> WORK REQUIRED: Exclude the pictures, then copy all remaining records exactly.

> DATASET:
****************************************

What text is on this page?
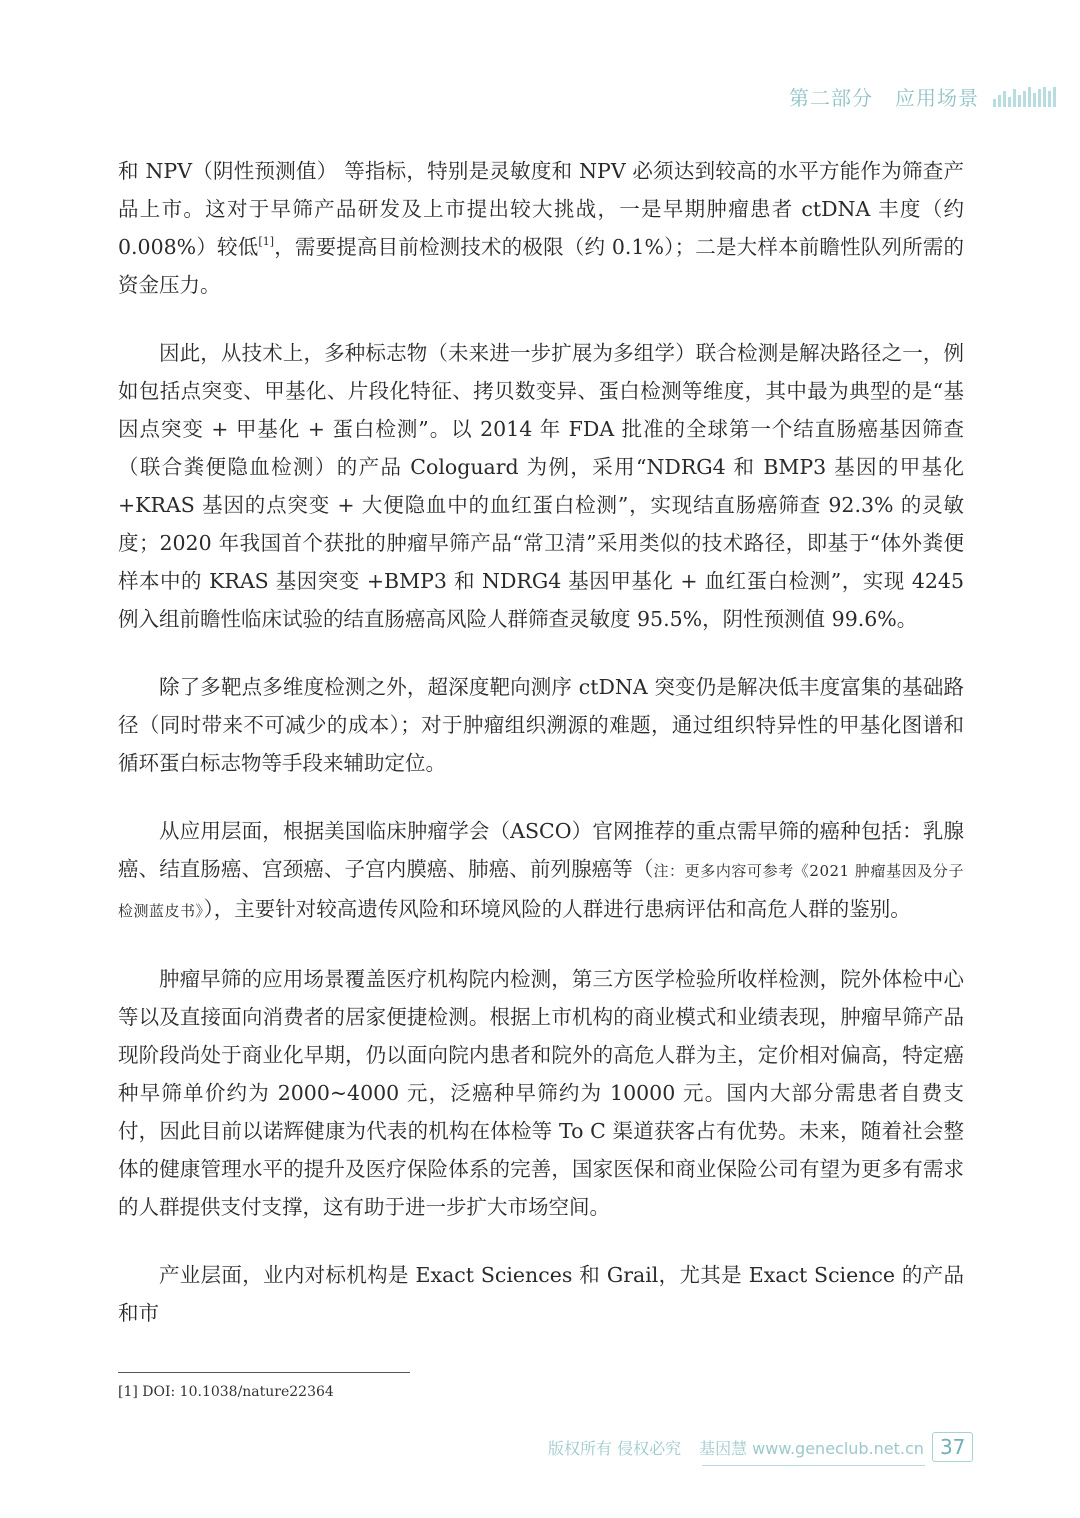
第二部分 应用场景

和 NPV（阴性预测值） 等指标，特别是灵敏度和 NPV 必须达到较高的水平方能作为筛查产品上市。这对于早筛产品研发及上市提出较大挑战，一是早期肿瘤患者 ctDNA 丰度（约 0.008%）较低[1]，需要提高目前检测技术的极限（约 0.1%）；二是大样本前瞻性队列所需的资金压力。

因此，从技术上，多种标志物（未来进一步扩展为多组学）联合检测是解决路径之一，例如包括点突变、甲基化、片段化特征、拷贝数变异、蛋白检测等维度，其中最为典型的是“基因点突变 + 甲基化 + 蛋白检测”。以 2014 年 FDA 批准的全球第一个结直肠癌基因筛查（联合粪便隐血检测）的产品 Cologuard 为例，采用“NDRG4 和 BMP3 基因的甲基化 +KRAS 基因的点突变 + 大便隐血中的血红蛋白检测”，实现结直肠癌筛查 92.3% 的灵敏度；2020 年我国首个获批的肿瘤早筛产品“常卫清”采用类似的技术路径，即基于“体外粪便样本中的 KRAS 基因突变 +BMP3 和 NDRG4 基因甲基化 + 血红蛋白检测”，实现 4245 例入组前瞻性临床试验的结直肠癌高风险人群筛查灵敏度 95.5%，阴性预测值 99.6%。

除了多靶点多维度检测之外，超深度靶向测序 ctDNA 突变仍是解决低丰度富集的基础路径（同时带来不可减少的成本）；对于肿瘤组织溯源的难题，通过组织特异性的甲基化图谱和循环蛋白标志物等手段来辅助定位。

从应用层面，根据美国临床肿瘤学会（ASCO）官网推荐的重点需早筛的癌种包括：乳腺癌、结直肠癌、宫颈癌、子宫内膜癌、肺癌、前列腺癌等（注：更多内容可参考《2021 肿瘤基因及分子检测蓝皮书》），主要针对较高遗传风险和环境风险的人群进行患病评估和高危人群的鉴别。

肿瘤早筛的应用场景覆盖医疗机构院内检测，第三方医学检验所收样检测，院外体检中心等以及直接面向消费者的居家便捷检测。根据上市机构的商业模式和业绩表现，肿瘤早筛产品现阶段尚处于商业化早期，仍以面向院内患者和院外的高危人群为主，定价相对偏高，特定癌种早筛单价约为 2000~4000 元，泛癌种早筛约为 10000 元。国内大部分需患者自费支付，因此目前以诺辉健康为代表的机构在体检等 To C 渠道获客占有优势。未来，随着社会整体的健康管理水平的提升及医疗保险体系的完善，国家医保和商业保险公司有望为更多有需求的人群提供支付支撑，这有助于进一步扩大市场空间。

产业层面，业内对标机构是 Exact Sciences 和 Grail，尤其是 Exact Science 的产品和市

[1] DOI: 10.1038/nature22364
版权所有 侵权必究 基因慧 www.geneclub.net.cn 37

****************************************

> ANSWER FOR THIS EXERCISE:
What text is on this page?
第二部分 应用场景

和 NPV（阴性预测值） 等指标，特别是灵敏度和 NPV 必须达到较高的水平方能作为筛查产品上市。这对于早筛产品研发及上市提出较大挑战，一是早期肿瘤患者 ctDNA 丰度（约 0.008%）较低[1]，需要提高目前检测技术的极限（约 0.1%）；二是大样本前瞻性队列所需的资金压力。

因此，从技术上，多种标志物（未来进一步扩展为多组学）联合检测是解决路径之一，例如包括点突变、甲基化、片段化特征、拷贝数变异、蛋白检测等维度，其中最为典型的是“基因点突变 + 甲基化 + 蛋白检测”。以 2014 年 FDA 批准的全球第一个结直肠癌基因筛查（联合粪便隐血检测）的产品 Cologuard 为例，采用“NDRG4 和 BMP3 基因的甲基化 +KRAS 基因的点突变 + 大便隐血中的血红蛋白检测”，实现结直肠癌筛查 92.3% 的灵敏度；2020 年我国首个获批的肿瘤早筛产品“常卫清”采用类似的技术路径，即基于“体外粪便样本中的 KRAS 基因突变 +BMP3 和 NDRG4 基因甲基化 + 血红蛋白检测”，实现 4245 例入组前瞻性临床试验的结直肠癌高风险人群筛查灵敏度 95.5%，阴性预测值 99.6%。

除了多靶点多维度检测之外，超深度靶向测序 ctDNA 突变仍是解决低丰度富集的基础路径（同时带来不可减少的成本）；对于肿瘤组织溯源的难题，通过组织特异性的甲基化图谱和循环蛋白标志物等手段来辅助定位。

从应用层面，根据美国临床肿瘤学会（ASCO）官网推荐的重点需早筛的癌种包括：乳腺癌、结直肠癌、宫颈癌、子宫内膜癌、肺癌、前列腺癌等（注：更多内容可参考《2021 肿瘤基因及分子检测蓝皮书》），主要针对较高遗传风险和环境风险的人群进行患病评估和高危人群的鉴别。

肿瘤早筛的应用场景覆盖医疗机构院内检测，第三方医学检验所收样检测，院外体检中心等以及直接面向消费者的居家便捷检测。根据上市机构的商业模式和业绩表现，肿瘤早筛产品现阶段尚处于商业化早期，仍以面向院内患者和院外的高危人群为主，定价相对偏高，特定癌种早筛单价约为 2000~4000 元，泛癌种早筛约为 10000 元。国内大部分需患者自费支付，因此目前以诺辉健康为代表的机构在体检等 To C 渠道获客占有优势。未来，随着社会整体的健康管理水平的提升及医疗保险体系的完善，国家医保和商业保险公司有望为更多有需求的人群提供支付支撑，这有助于进一步扩大市场空间。

产业层面，业内对标机构是 Exact Sciences 和 Grail，尤其是 Exact Science 的产品和市

[1] DOI: 10.1038/nature22364
版权所有 侵权必究 基因慧 www.geneclub.net.cn 37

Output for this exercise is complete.